> [Exercise requirements]
Only the lines holding the string "jednorázové" are needed. Copy each one.

> [Extracted material]
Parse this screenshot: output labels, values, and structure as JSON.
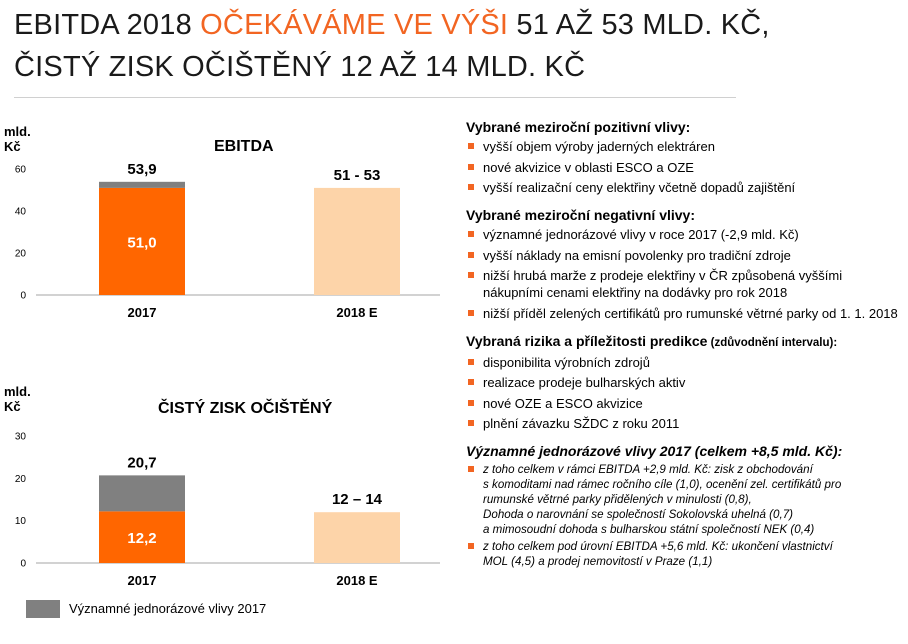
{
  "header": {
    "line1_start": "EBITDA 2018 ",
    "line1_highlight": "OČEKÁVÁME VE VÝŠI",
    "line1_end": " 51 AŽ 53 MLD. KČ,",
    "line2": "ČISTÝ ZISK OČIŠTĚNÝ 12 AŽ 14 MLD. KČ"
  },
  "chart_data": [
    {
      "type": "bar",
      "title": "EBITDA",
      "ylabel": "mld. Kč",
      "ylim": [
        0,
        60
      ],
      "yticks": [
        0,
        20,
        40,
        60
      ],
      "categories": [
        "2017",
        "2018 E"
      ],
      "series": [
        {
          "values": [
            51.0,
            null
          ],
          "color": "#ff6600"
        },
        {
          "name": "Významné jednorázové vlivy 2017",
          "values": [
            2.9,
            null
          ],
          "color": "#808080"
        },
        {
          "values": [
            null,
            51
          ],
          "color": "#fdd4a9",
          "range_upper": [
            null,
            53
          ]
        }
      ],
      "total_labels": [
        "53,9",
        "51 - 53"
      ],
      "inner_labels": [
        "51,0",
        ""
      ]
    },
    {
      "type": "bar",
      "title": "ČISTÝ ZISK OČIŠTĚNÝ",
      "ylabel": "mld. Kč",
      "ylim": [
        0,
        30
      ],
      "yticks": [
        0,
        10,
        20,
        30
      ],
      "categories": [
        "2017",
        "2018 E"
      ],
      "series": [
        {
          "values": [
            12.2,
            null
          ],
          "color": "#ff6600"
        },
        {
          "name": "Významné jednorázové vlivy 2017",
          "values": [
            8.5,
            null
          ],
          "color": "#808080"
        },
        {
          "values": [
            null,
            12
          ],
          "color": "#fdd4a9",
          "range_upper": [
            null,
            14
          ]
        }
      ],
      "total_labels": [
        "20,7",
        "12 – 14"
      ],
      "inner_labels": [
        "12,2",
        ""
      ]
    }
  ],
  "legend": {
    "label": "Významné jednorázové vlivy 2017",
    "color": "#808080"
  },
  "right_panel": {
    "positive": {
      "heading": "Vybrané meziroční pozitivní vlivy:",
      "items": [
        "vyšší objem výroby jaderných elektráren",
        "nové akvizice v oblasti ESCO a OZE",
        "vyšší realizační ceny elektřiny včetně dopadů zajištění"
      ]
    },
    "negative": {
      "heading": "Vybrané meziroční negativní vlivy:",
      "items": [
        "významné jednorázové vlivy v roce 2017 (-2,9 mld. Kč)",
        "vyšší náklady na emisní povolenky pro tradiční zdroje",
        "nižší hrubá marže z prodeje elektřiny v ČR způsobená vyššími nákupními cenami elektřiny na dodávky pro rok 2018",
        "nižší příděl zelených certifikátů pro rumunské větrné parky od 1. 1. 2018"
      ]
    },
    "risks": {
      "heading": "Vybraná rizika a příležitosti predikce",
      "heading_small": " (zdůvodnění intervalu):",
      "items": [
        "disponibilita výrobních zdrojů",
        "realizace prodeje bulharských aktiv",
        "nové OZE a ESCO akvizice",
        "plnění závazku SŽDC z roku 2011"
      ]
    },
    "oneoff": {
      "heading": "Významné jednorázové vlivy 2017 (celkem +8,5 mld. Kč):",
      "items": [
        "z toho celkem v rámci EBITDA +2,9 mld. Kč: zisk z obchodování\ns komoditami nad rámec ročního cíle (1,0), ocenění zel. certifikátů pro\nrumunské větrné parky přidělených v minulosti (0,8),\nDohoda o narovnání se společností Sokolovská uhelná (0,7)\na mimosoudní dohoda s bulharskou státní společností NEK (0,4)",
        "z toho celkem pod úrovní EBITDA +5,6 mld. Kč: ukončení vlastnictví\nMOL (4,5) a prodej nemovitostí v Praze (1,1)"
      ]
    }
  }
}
--
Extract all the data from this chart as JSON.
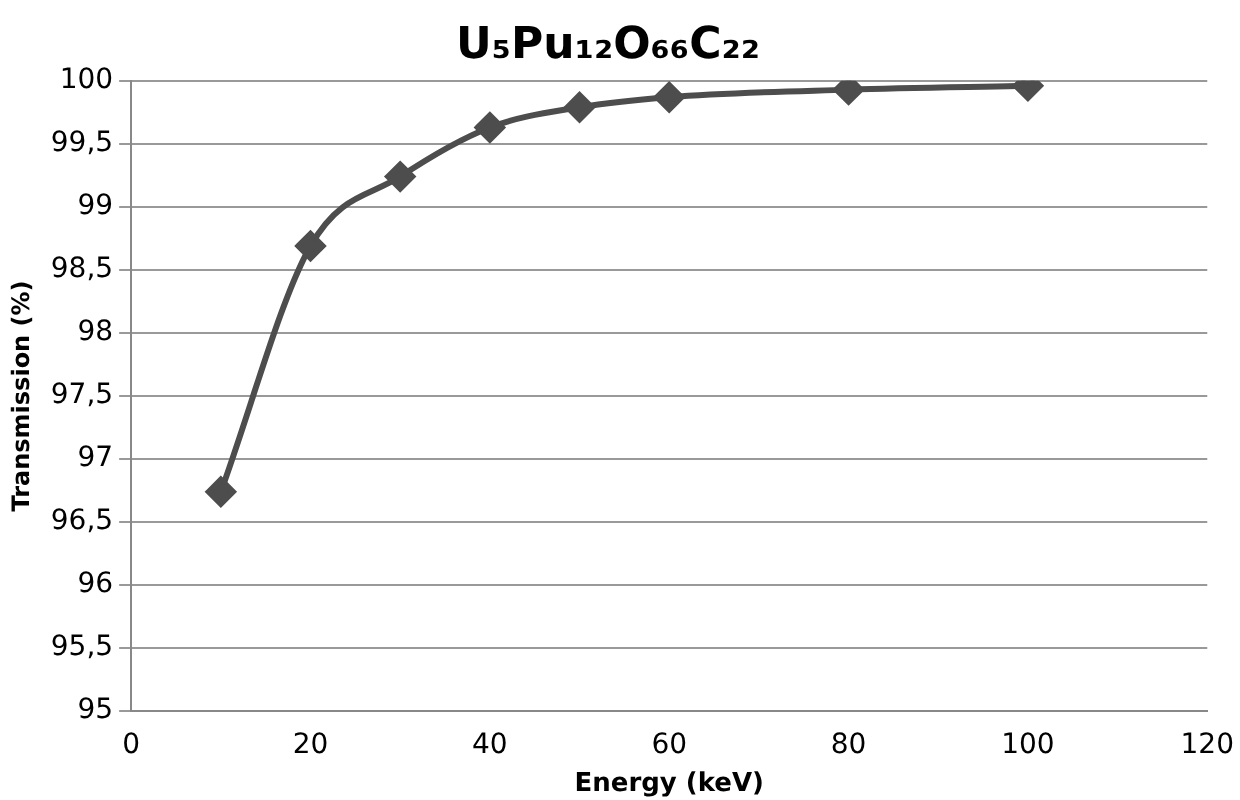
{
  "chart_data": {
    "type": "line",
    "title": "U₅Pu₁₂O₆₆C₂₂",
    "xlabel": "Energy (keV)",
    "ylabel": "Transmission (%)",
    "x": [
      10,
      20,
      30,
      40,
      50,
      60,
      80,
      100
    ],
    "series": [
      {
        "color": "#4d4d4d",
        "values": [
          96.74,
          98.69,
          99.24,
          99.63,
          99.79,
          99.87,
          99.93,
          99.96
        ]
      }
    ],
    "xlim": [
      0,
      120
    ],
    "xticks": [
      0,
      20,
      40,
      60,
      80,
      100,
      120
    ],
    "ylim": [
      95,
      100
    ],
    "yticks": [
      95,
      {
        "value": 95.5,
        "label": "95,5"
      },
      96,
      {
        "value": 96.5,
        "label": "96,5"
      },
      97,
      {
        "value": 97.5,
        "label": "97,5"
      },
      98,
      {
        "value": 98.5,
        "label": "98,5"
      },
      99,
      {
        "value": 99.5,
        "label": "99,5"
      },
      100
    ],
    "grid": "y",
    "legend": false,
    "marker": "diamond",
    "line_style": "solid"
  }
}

> [The completed task]
          "name": "Významné jednorázové vlivy 2017",
          "name": "Významné jednorázové vlivy 2017",
    "label": "Významné jednorázové vlivy 2017",
        "významné jednorázové vlivy v roce 2017 (-2,9 mld. Kč)",
      "heading": "Významné jednorázové vlivy 2017 (celkem +8,5 mld. Kč):",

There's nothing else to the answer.